▸ YOUR INSTRUCTIONS
Below this line are records; write out exactly the lines from the one containing "What data was" through the one containing "Serialize everything readable", with the pictures left out.

[Records about charts and figures]
-- -- --
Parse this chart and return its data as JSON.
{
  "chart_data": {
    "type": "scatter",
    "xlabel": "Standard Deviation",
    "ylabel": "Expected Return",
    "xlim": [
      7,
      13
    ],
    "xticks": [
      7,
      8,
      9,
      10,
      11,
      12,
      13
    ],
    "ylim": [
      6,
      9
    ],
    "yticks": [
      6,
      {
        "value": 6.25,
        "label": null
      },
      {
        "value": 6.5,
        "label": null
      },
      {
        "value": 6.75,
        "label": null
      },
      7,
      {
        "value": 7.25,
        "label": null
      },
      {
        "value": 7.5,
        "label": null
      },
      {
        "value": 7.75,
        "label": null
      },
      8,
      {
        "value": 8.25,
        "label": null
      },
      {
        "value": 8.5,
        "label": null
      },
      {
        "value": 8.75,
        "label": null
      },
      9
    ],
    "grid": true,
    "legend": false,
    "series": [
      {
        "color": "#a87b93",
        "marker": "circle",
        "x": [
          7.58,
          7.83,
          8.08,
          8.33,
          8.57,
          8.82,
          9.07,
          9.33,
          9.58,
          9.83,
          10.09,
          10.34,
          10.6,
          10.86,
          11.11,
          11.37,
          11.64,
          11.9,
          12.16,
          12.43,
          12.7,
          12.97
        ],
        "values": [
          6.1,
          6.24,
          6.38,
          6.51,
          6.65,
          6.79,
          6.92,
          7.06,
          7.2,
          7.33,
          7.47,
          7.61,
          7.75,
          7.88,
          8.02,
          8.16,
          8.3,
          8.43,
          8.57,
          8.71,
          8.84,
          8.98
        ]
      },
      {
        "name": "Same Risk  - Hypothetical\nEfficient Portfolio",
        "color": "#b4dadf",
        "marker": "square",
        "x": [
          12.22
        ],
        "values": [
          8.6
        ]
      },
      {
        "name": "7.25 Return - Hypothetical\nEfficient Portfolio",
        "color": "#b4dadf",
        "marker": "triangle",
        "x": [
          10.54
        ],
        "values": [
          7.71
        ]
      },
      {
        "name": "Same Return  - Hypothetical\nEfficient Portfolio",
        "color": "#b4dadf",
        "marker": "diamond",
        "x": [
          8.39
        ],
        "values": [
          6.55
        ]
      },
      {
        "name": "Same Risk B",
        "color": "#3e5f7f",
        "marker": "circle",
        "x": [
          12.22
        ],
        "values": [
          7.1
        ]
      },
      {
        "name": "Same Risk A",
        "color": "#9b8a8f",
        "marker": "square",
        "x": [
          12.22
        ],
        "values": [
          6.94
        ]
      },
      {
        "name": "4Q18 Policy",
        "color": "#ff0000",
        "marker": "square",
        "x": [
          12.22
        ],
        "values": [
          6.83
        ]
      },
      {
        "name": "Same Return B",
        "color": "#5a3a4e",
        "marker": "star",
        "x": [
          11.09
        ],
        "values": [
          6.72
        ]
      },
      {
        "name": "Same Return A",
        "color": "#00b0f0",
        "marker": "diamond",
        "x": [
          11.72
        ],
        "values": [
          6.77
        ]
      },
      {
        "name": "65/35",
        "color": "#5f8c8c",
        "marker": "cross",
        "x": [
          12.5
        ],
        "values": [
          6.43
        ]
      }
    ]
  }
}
-- -- --
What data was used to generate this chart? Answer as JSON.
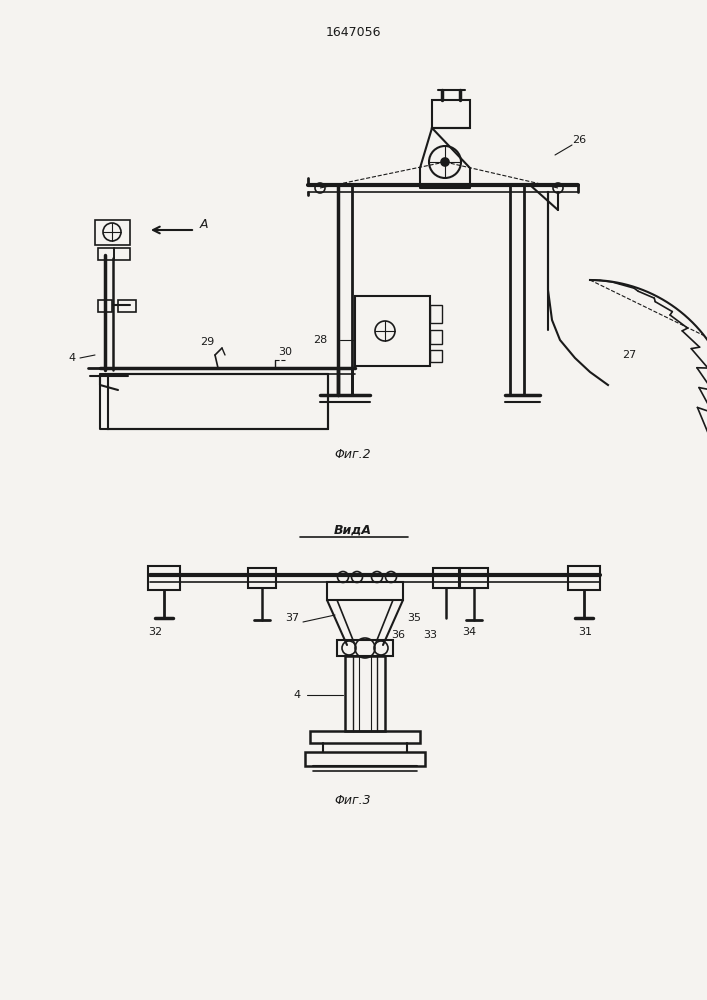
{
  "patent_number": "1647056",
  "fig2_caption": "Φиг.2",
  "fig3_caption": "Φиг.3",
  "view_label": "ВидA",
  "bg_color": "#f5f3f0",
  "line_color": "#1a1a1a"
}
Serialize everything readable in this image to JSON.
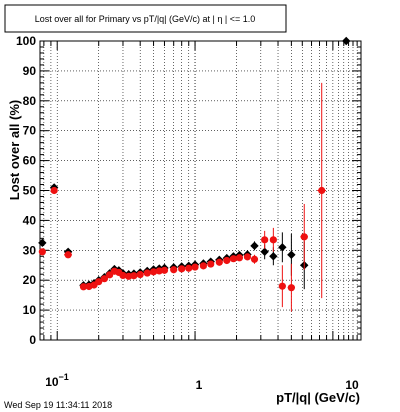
-- -- --
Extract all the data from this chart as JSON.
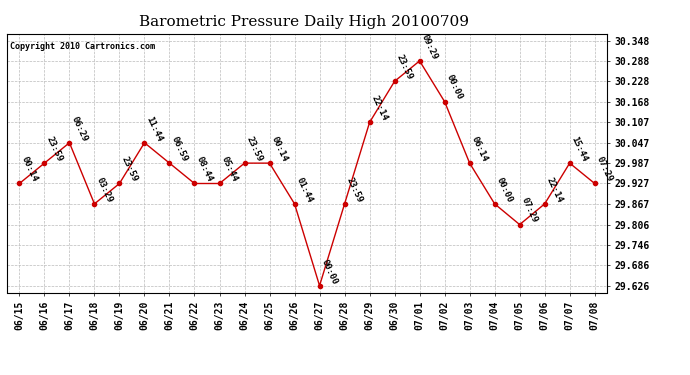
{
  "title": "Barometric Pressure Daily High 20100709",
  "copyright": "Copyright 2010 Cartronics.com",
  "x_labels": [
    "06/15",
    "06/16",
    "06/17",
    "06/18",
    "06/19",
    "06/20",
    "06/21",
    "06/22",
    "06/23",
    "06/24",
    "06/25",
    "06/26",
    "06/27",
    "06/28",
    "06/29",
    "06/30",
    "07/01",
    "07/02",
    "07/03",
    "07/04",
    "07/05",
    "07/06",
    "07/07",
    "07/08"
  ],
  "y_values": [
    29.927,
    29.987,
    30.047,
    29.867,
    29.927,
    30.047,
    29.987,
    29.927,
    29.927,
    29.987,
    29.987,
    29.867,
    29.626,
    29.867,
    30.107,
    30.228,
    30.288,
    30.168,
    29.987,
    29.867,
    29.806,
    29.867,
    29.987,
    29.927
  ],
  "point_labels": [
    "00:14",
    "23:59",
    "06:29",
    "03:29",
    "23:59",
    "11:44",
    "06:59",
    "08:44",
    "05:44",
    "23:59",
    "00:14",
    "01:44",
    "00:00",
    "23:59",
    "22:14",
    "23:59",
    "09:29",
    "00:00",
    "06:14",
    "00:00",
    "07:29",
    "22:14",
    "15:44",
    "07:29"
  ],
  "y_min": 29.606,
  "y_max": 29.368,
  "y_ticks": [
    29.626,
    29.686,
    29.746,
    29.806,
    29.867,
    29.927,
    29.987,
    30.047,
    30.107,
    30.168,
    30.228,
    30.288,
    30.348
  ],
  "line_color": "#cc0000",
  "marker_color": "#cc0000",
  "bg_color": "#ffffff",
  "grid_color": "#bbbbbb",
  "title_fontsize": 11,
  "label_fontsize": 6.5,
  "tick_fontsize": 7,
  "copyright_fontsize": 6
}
-- -- --
▸ EXERCISE SOLUTION
What data was used to generate this chart? Answer as JSON.
{
  "patent_number": "1647056",
  "fig2_caption": "Φиг.2",
  "fig3_caption": "Φиг.3",
  "view_label": "ВидA",
  "bg_color": "#f5f3f0",
  "line_color": "#1a1a1a"
}
Serialize everything readable in this image to JSON.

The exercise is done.